start Records supplied

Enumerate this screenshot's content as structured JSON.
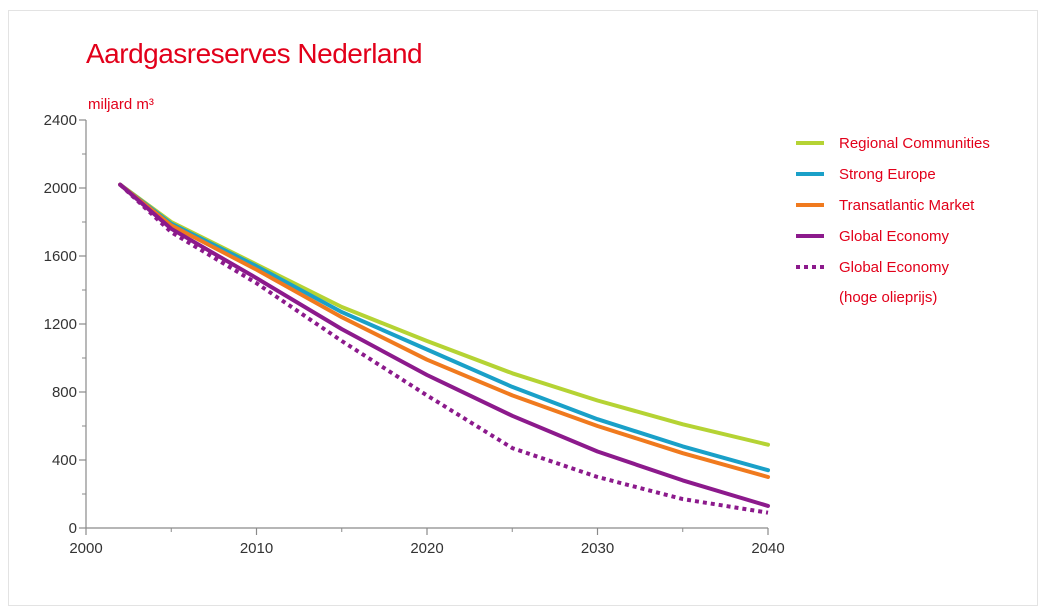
{
  "chart_data": {
    "type": "line",
    "title": "Aardgasreserves Nederland",
    "ylabel": "miljard m³",
    "xlabel": "",
    "xlim": [
      2000,
      2040
    ],
    "ylim": [
      0,
      2400
    ],
    "x_ticks": [
      2000,
      2010,
      2020,
      2030,
      2040
    ],
    "y_ticks": [
      0,
      400,
      800,
      1200,
      1600,
      2000,
      2400
    ],
    "grid": false,
    "legend_position": "right",
    "series": [
      {
        "name": "Regional Communities",
        "color": "#b5d334",
        "style": "solid",
        "points": [
          [
            2002,
            2020
          ],
          [
            2005,
            1800
          ],
          [
            2010,
            1550
          ],
          [
            2015,
            1300
          ],
          [
            2020,
            1100
          ],
          [
            2025,
            910
          ],
          [
            2030,
            750
          ],
          [
            2035,
            610
          ],
          [
            2040,
            490
          ]
        ]
      },
      {
        "name": "Strong Europe",
        "color": "#1aa0c8",
        "style": "solid",
        "points": [
          [
            2002,
            2020
          ],
          [
            2005,
            1790
          ],
          [
            2010,
            1540
          ],
          [
            2015,
            1270
          ],
          [
            2020,
            1050
          ],
          [
            2025,
            830
          ],
          [
            2030,
            640
          ],
          [
            2035,
            480
          ],
          [
            2040,
            340
          ]
        ]
      },
      {
        "name": "Transatlantic Market",
        "color": "#f07a1e",
        "style": "solid",
        "points": [
          [
            2002,
            2020
          ],
          [
            2005,
            1780
          ],
          [
            2010,
            1520
          ],
          [
            2015,
            1240
          ],
          [
            2020,
            990
          ],
          [
            2025,
            780
          ],
          [
            2030,
            600
          ],
          [
            2035,
            440
          ],
          [
            2040,
            300
          ]
        ]
      },
      {
        "name": "Global Economy",
        "color": "#8c1a8c",
        "style": "solid",
        "points": [
          [
            2002,
            2020
          ],
          [
            2005,
            1760
          ],
          [
            2010,
            1470
          ],
          [
            2015,
            1170
          ],
          [
            2020,
            900
          ],
          [
            2025,
            660
          ],
          [
            2030,
            450
          ],
          [
            2035,
            280
          ],
          [
            2040,
            130
          ]
        ]
      },
      {
        "name": "Global Economy",
        "name_line2": "(hoge olieprijs)",
        "color": "#8c1a8c",
        "style": "dotted",
        "points": [
          [
            2002,
            2020
          ],
          [
            2005,
            1740
          ],
          [
            2010,
            1440
          ],
          [
            2015,
            1100
          ],
          [
            2020,
            780
          ],
          [
            2025,
            470
          ],
          [
            2030,
            300
          ],
          [
            2035,
            170
          ],
          [
            2040,
            90
          ]
        ]
      }
    ]
  }
}
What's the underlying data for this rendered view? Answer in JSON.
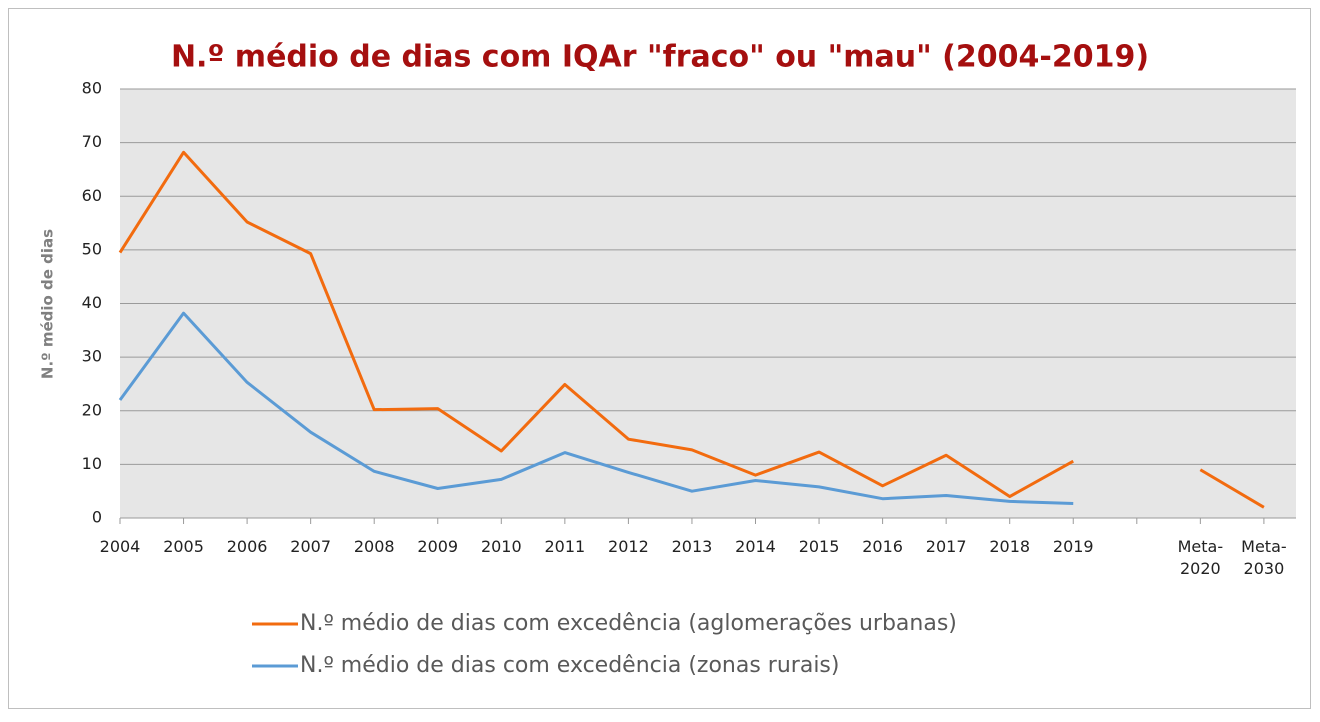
{
  "chart_data": {
    "type": "line",
    "title": "N.º médio de dias com IQAr \"fraco\" ou \"mau\" (2004-2019)",
    "y_label": "N.º médio de dias",
    "categories": [
      "2004",
      "2005",
      "2006",
      "2007",
      "2008",
      "2009",
      "2010",
      "2011",
      "2012",
      "2013",
      "2014",
      "2015",
      "2016",
      "2017",
      "2018",
      "2019",
      null,
      "Meta-2020",
      "Meta-2030"
    ],
    "series": [
      {
        "name": "N.º médio de dias com excedência (aglomerações urbanas)",
        "color": "#f26b0f",
        "values": [
          49.5,
          68.2,
          55.2,
          49.3,
          20.2,
          20.4,
          12.5,
          24.9,
          14.7,
          12.7,
          8.0,
          12.3,
          6.0,
          11.7,
          4.0,
          10.6,
          null,
          9.0,
          2.0
        ]
      },
      {
        "name": "N.º médio de dias com excedência (zonas rurais)",
        "color": "#5b9bd5",
        "values": [
          22.0,
          38.2,
          25.3,
          16.0,
          8.7,
          5.5,
          7.2,
          12.2,
          8.5,
          5.0,
          7.0,
          5.8,
          3.6,
          4.2,
          3.1,
          2.7,
          null,
          null,
          null
        ]
      }
    ],
    "ylim": [
      0,
      80
    ],
    "yticks": [
      0,
      10,
      20,
      30,
      40,
      50,
      60,
      70,
      80
    ],
    "grid": true,
    "legend": "bottom"
  }
}
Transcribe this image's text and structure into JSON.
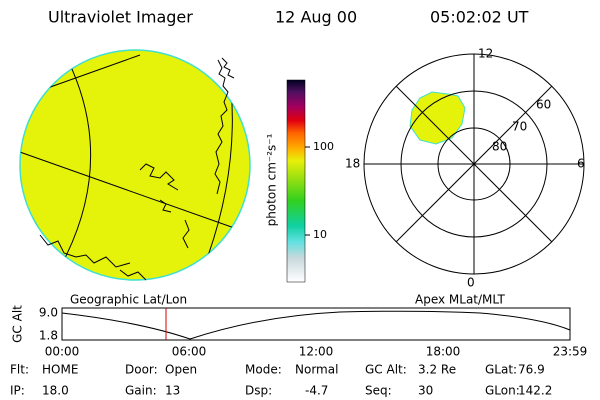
{
  "header": {
    "title": "Ultraviolet Imager",
    "date": "12 Aug 00",
    "time": "05:02:02 UT"
  },
  "colorbar": {
    "label": "photon cm⁻²s⁻¹",
    "ticks": [
      "100",
      "10"
    ]
  },
  "polar": {
    "mlt_labels": [
      "12",
      "18",
      "6",
      "0"
    ],
    "lat_labels": [
      "60",
      "70",
      "80"
    ]
  },
  "map_titles": {
    "left": "Geographic Lat/Lon",
    "right": "Apex MLat/MLT"
  },
  "altitude": {
    "axis_label": "GC Alt",
    "yticks": [
      "9.0",
      "1.8"
    ],
    "xticks": [
      "00:00",
      "06:00",
      "12:00",
      "18:00",
      "23:59"
    ]
  },
  "footer": {
    "rows": [
      [
        {
          "label": "Flt:",
          "value": "HOME"
        },
        {
          "label": "Door:",
          "value": "Open"
        },
        {
          "label": "Mode:",
          "value": "Normal"
        },
        {
          "label": "GC Alt:",
          "value": "3.2 Re"
        },
        {
          "label": "GLat:",
          "value": "76.9"
        }
      ],
      [
        {
          "label": "IP:",
          "value": "18.0"
        },
        {
          "label": "Gain:",
          "value": "13"
        },
        {
          "label": "Dsp:",
          "value": "-4.7"
        },
        {
          "label": "Seq:",
          "value": "30"
        },
        {
          "label": "GLon:",
          "value": "142.2"
        }
      ]
    ]
  }
}
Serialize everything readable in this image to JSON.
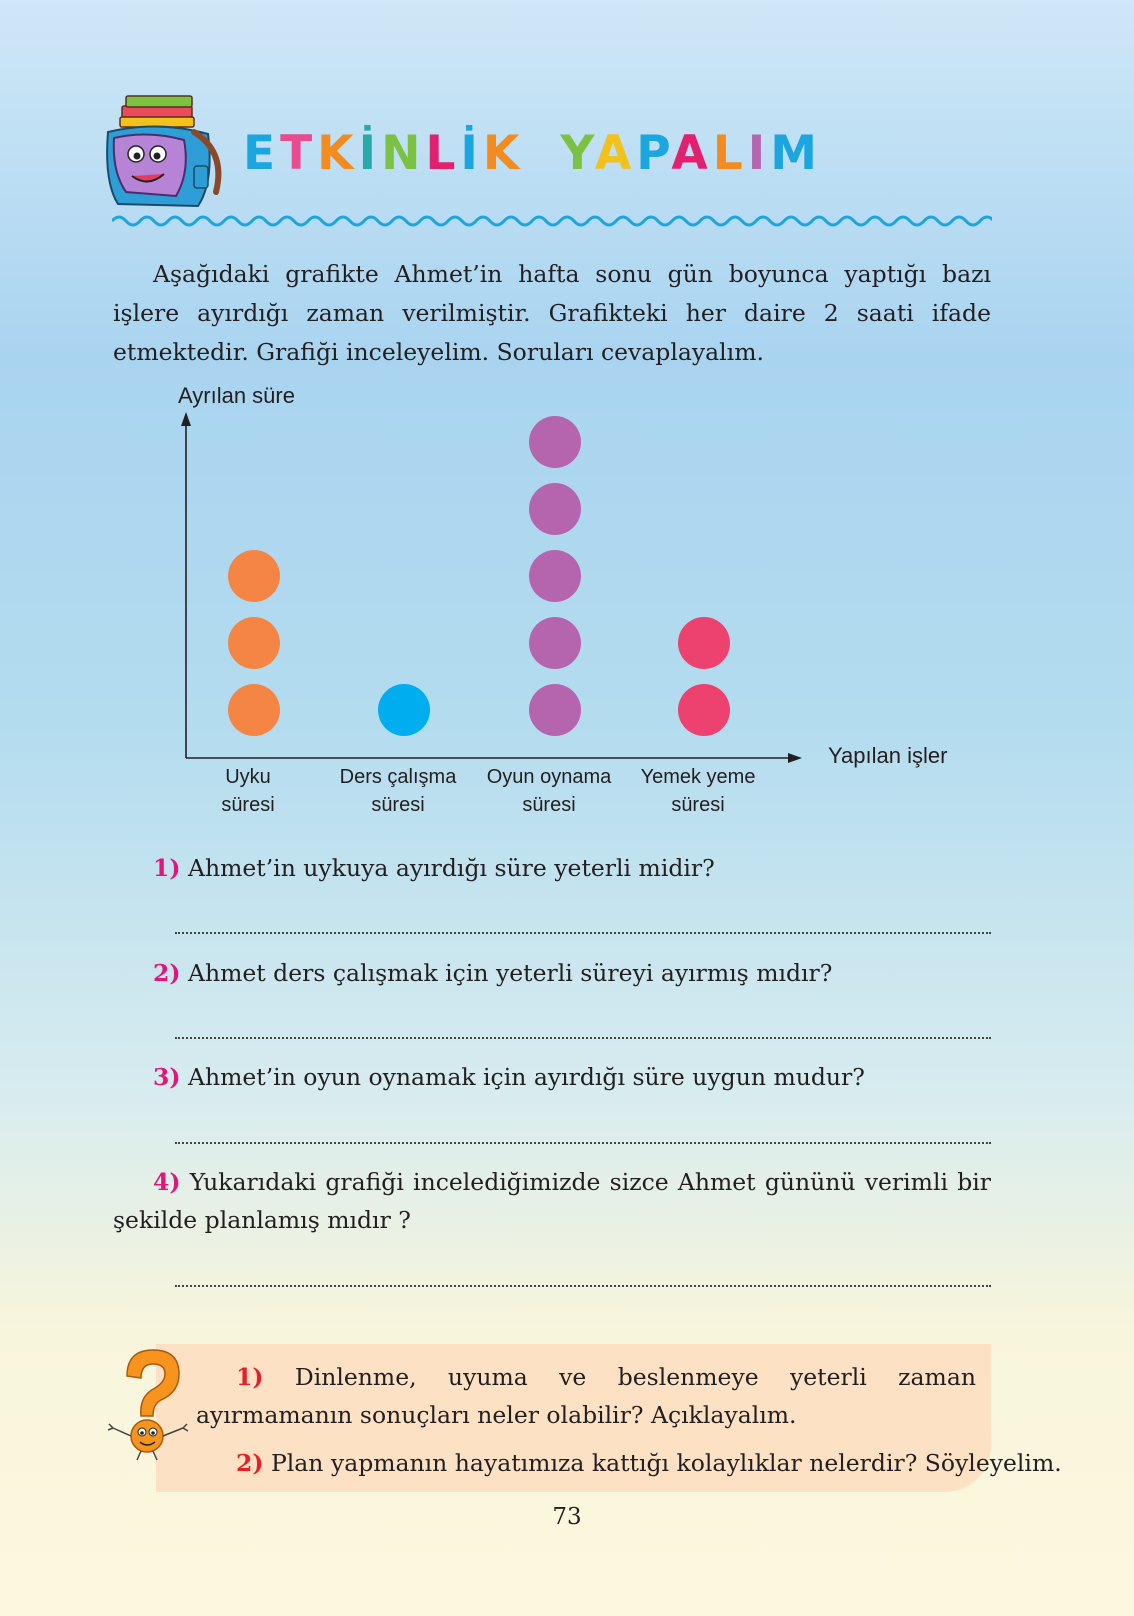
{
  "header": {
    "title_word1": "ETKİNLİK",
    "title_word2": "YAPALIM",
    "letter_colors": [
      "#1ba6e0",
      "#e94b8f",
      "#f38b1f",
      "#27a9a8",
      "#7cc242",
      "#e3206f",
      "#1ba6e0",
      "#f38b1f",
      "#7cc242",
      "#f1c21b",
      "#1ba6e0",
      "#e3206f",
      "#f38b1f",
      "#b565b0"
    ],
    "mascot_icon": "school-backpack-with-books-icon"
  },
  "intro": {
    "text": "Aşağıdaki grafikte Ahmet’in hafta sonu gün boyunca yaptığı bazı işlere ayırdığı zaman verilmiştir. Grafikteki her daire 2 saati ifade etmektedir. Grafiği inceleyelim. Soruları cevaplayalım."
  },
  "chart_data": {
    "type": "pictograph",
    "ylabel": "Ayrılan süre",
    "xlabel": "Yapılan işler",
    "categories": [
      {
        "line1": "Uyku",
        "line2": "süresi",
        "count": 3,
        "color": "#f58545"
      },
      {
        "line1": "Ders çalışma",
        "line2": "süresi",
        "count": 1,
        "color": "#00aeef"
      },
      {
        "line1": "Oyun oynama",
        "line2": "süresi",
        "count": 5,
        "color": "#b565ad"
      },
      {
        "line1": "Yemek yeme",
        "line2": "süresi",
        "count": 2,
        "color": "#ed4170"
      }
    ],
    "symbol": "circle",
    "symbol_value_hours": 2,
    "grid": false
  },
  "questions": [
    {
      "number": "1)",
      "text": "Ahmet’in uykuya ayırdığı süre yeterli midir?"
    },
    {
      "number": "2)",
      "text": "Ahmet ders çalışmak için yeterli süreyi ayırmış mıdır?"
    },
    {
      "number": "3)",
      "text": "Ahmet’in oyun oynamak için ayırdığı süre uygun mudur?"
    },
    {
      "number": "4)",
      "text": "Yukarıdaki grafiği incelediğimizde sizce Ahmet gününü verimli bir şekilde planlamış mıdır ?"
    }
  ],
  "discussion": {
    "icon": "orange-question-mark-character-icon",
    "items": [
      {
        "number": "1)",
        "text": "Dinlenme, uyuma ve beslenmeye yeterli zaman ayırmamanın sonuçları neler olabilir? Açıklayalım."
      },
      {
        "number": "2)",
        "text": "Plan yapmanın hayatımıza kattığı kolaylıklar nelerdir? Söyleyelim."
      }
    ]
  },
  "page_number": "73"
}
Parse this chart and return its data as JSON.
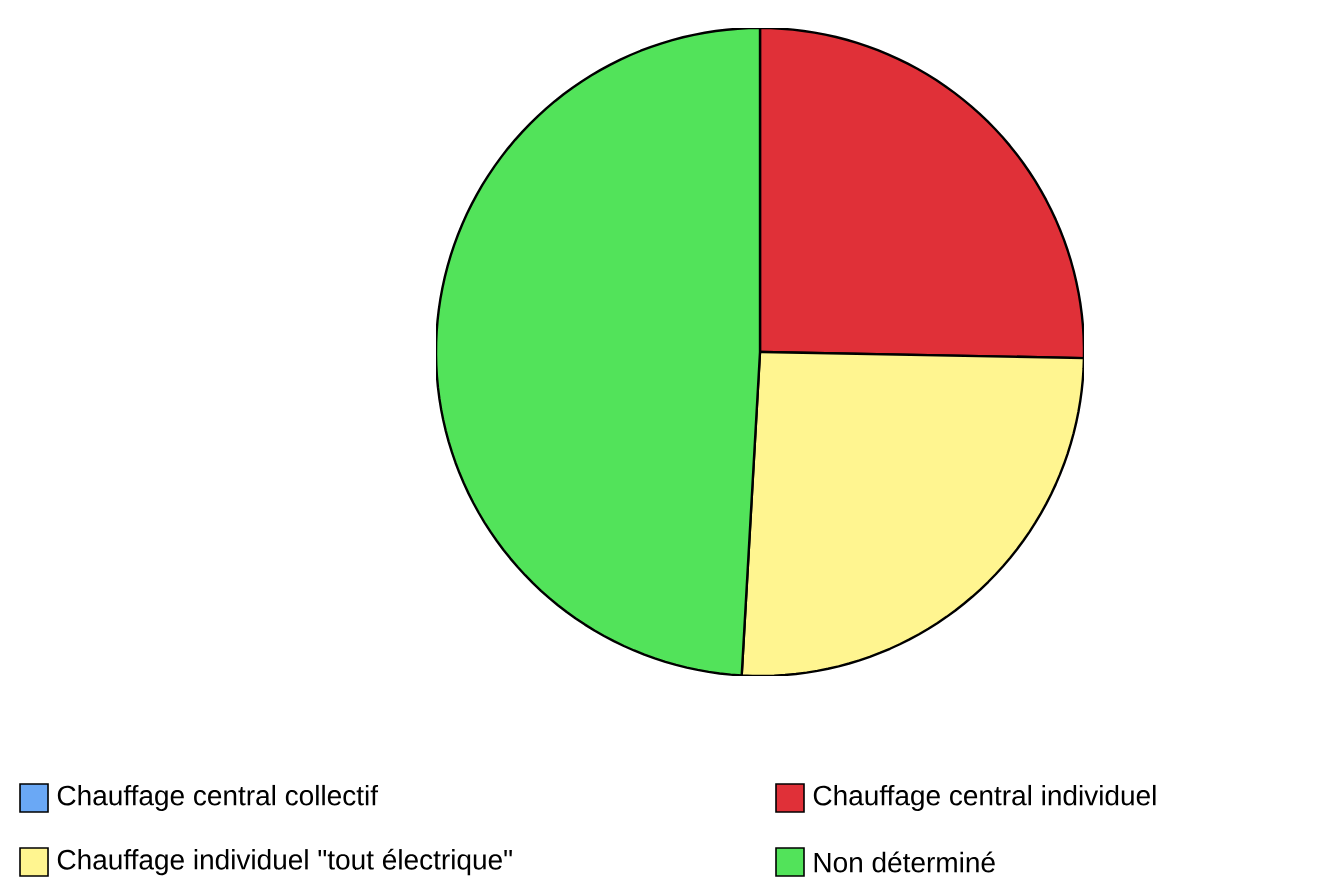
{
  "chart_data": {
    "type": "pie",
    "categories": [
      "Chauffage central collectif",
      "Chauffage central individuel",
      "Chauffage individuel \"tout électrique\"",
      "Non déterminé"
    ],
    "values": [
      0,
      25.3,
      25.6,
      49.1
    ],
    "colors": [
      "#6aa8f5",
      "#e03038",
      "#fff590",
      "#52e35a"
    ],
    "legend": "bottom"
  }
}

end Records supplied

## Short task
Skip the pictures; extract only the lines from the line with "Parse this chart and return its data as JSON." through the final line of the material, exactly as they appear.

## Complete answer
Parse this chart and return its data as JSON.
{
  "chart_data": {
    "type": "pie",
    "categories": [
      "Chauffage central collectif",
      "Chauffage central individuel",
      "Chauffage individuel \"tout électrique\"",
      "Non déterminé"
    ],
    "values": [
      0,
      25.3,
      25.6,
      49.1
    ],
    "colors": [
      "#6aa8f5",
      "#e03038",
      "#fff590",
      "#52e35a"
    ],
    "legend": "bottom"
  }
}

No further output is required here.